→ **Stated goal**: Repeat the lines that follow, leaving nothing out.

→ **Records shown**:

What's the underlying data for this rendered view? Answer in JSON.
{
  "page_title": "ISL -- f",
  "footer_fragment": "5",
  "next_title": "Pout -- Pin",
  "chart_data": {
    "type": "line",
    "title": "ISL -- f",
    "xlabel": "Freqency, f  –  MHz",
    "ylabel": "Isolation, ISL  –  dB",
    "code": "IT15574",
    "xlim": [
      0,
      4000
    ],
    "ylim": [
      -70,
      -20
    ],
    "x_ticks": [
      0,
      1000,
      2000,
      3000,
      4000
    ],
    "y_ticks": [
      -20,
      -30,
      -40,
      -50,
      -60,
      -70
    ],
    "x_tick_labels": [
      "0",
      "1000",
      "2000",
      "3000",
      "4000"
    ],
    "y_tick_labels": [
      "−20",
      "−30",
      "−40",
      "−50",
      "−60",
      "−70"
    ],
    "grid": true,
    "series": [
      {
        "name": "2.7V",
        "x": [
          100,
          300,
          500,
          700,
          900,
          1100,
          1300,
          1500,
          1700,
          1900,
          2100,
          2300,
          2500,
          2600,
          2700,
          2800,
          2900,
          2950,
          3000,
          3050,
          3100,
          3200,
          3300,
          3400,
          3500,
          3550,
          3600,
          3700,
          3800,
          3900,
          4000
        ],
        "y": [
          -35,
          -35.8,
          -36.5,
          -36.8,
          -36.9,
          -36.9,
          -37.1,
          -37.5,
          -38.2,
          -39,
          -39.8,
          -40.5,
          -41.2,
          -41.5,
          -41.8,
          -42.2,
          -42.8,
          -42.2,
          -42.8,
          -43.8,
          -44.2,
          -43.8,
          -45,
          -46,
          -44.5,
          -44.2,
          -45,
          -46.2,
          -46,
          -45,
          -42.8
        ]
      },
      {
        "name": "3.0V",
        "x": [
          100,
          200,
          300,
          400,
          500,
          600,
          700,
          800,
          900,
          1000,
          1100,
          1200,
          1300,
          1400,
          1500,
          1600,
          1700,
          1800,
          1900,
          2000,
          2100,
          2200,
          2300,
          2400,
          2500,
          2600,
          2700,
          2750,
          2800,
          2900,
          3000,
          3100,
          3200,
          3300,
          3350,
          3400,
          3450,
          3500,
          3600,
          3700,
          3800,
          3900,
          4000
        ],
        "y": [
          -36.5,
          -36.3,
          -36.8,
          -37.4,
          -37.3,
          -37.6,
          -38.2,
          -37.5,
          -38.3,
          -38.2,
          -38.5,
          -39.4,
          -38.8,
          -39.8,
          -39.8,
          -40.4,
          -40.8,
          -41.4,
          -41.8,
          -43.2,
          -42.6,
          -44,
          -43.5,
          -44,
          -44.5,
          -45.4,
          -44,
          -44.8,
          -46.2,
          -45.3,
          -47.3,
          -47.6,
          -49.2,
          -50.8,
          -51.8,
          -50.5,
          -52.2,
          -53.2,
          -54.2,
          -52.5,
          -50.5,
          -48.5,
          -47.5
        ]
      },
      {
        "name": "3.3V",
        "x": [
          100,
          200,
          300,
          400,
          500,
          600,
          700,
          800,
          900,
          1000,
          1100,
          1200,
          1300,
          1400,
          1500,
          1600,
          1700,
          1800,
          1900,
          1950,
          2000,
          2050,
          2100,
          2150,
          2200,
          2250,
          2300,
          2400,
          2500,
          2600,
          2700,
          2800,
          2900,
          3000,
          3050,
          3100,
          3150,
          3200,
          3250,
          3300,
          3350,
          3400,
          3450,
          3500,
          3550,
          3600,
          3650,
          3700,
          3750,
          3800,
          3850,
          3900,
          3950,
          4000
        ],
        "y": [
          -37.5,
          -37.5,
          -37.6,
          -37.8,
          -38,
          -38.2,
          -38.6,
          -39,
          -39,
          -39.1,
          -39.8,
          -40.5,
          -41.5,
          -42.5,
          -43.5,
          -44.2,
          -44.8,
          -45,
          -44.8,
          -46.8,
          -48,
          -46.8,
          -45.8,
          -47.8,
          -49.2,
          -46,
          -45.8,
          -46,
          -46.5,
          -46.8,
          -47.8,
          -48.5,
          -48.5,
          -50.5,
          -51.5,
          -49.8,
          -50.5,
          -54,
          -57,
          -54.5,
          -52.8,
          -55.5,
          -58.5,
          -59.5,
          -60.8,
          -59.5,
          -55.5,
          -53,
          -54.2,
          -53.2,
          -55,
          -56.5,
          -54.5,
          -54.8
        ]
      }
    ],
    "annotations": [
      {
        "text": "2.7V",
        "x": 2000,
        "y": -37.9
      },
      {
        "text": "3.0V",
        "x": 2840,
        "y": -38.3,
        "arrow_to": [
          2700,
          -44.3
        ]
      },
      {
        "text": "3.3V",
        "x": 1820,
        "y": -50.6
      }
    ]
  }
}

→ **Exercise output**:
What's the underlying data for this rendered view? Answer in JSON.
{
  "page_title": "ISL -- f",
  "footer_fragment": "5",
  "next_title": "Pout -- Pin",
  "chart_data": {
    "type": "line",
    "title": "ISL -- f",
    "xlabel": "Freqency, f  –  MHz",
    "ylabel": "Isolation, ISL  –  dB",
    "code": "IT15574",
    "xlim": [
      0,
      4000
    ],
    "ylim": [
      -70,
      -20
    ],
    "x_ticks": [
      0,
      1000,
      2000,
      3000,
      4000
    ],
    "y_ticks": [
      -20,
      -30,
      -40,
      -50,
      -60,
      -70
    ],
    "x_tick_labels": [
      "0",
      "1000",
      "2000",
      "3000",
      "4000"
    ],
    "y_tick_labels": [
      "−20",
      "−30",
      "−40",
      "−50",
      "−60",
      "−70"
    ],
    "grid": true,
    "series": [
      {
        "name": "2.7V",
        "x": [
          100,
          300,
          500,
          700,
          900,
          1100,
          1300,
          1500,
          1700,
          1900,
          2100,
          2300,
          2500,
          2600,
          2700,
          2800,
          2900,
          2950,
          3000,
          3050,
          3100,
          3200,
          3300,
          3400,
          3500,
          3550,
          3600,
          3700,
          3800,
          3900,
          4000
        ],
        "y": [
          -35,
          -35.8,
          -36.5,
          -36.8,
          -36.9,
          -36.9,
          -37.1,
          -37.5,
          -38.2,
          -39,
          -39.8,
          -40.5,
          -41.2,
          -41.5,
          -41.8,
          -42.2,
          -42.8,
          -42.2,
          -42.8,
          -43.8,
          -44.2,
          -43.8,
          -45,
          -46,
          -44.5,
          -44.2,
          -45,
          -46.2,
          -46,
          -45,
          -42.8
        ]
      },
      {
        "name": "3.0V",
        "x": [
          100,
          200,
          300,
          400,
          500,
          600,
          700,
          800,
          900,
          1000,
          1100,
          1200,
          1300,
          1400,
          1500,
          1600,
          1700,
          1800,
          1900,
          2000,
          2100,
          2200,
          2300,
          2400,
          2500,
          2600,
          2700,
          2750,
          2800,
          2900,
          3000,
          3100,
          3200,
          3300,
          3350,
          3400,
          3450,
          3500,
          3600,
          3700,
          3800,
          3900,
          4000
        ],
        "y": [
          -36.5,
          -36.3,
          -36.8,
          -37.4,
          -37.3,
          -37.6,
          -38.2,
          -37.5,
          -38.3,
          -38.2,
          -38.5,
          -39.4,
          -38.8,
          -39.8,
          -39.8,
          -40.4,
          -40.8,
          -41.4,
          -41.8,
          -43.2,
          -42.6,
          -44,
          -43.5,
          -44,
          -44.5,
          -45.4,
          -44,
          -44.8,
          -46.2,
          -45.3,
          -47.3,
          -47.6,
          -49.2,
          -50.8,
          -51.8,
          -50.5,
          -52.2,
          -53.2,
          -54.2,
          -52.5,
          -50.5,
          -48.5,
          -47.5
        ]
      },
      {
        "name": "3.3V",
        "x": [
          100,
          200,
          300,
          400,
          500,
          600,
          700,
          800,
          900,
          1000,
          1100,
          1200,
          1300,
          1400,
          1500,
          1600,
          1700,
          1800,
          1900,
          1950,
          2000,
          2050,
          2100,
          2150,
          2200,
          2250,
          2300,
          2400,
          2500,
          2600,
          2700,
          2800,
          2900,
          3000,
          3050,
          3100,
          3150,
          3200,
          3250,
          3300,
          3350,
          3400,
          3450,
          3500,
          3550,
          3600,
          3650,
          3700,
          3750,
          3800,
          3850,
          3900,
          3950,
          4000
        ],
        "y": [
          -37.5,
          -37.5,
          -37.6,
          -37.8,
          -38,
          -38.2,
          -38.6,
          -39,
          -39,
          -39.1,
          -39.8,
          -40.5,
          -41.5,
          -42.5,
          -43.5,
          -44.2,
          -44.8,
          -45,
          -44.8,
          -46.8,
          -48,
          -46.8,
          -45.8,
          -47.8,
          -49.2,
          -46,
          -45.8,
          -46,
          -46.5,
          -46.8,
          -47.8,
          -48.5,
          -48.5,
          -50.5,
          -51.5,
          -49.8,
          -50.5,
          -54,
          -57,
          -54.5,
          -52.8,
          -55.5,
          -58.5,
          -59.5,
          -60.8,
          -59.5,
          -55.5,
          -53,
          -54.2,
          -53.2,
          -55,
          -56.5,
          -54.5,
          -54.8
        ]
      }
    ],
    "annotations": [
      {
        "text": "2.7V",
        "x": 2000,
        "y": -37.9
      },
      {
        "text": "3.0V",
        "x": 2840,
        "y": -38.3,
        "arrow_to": [
          2700,
          -44.3
        ]
      },
      {
        "text": "3.3V",
        "x": 1820,
        "y": -50.6
      }
    ]
  }
}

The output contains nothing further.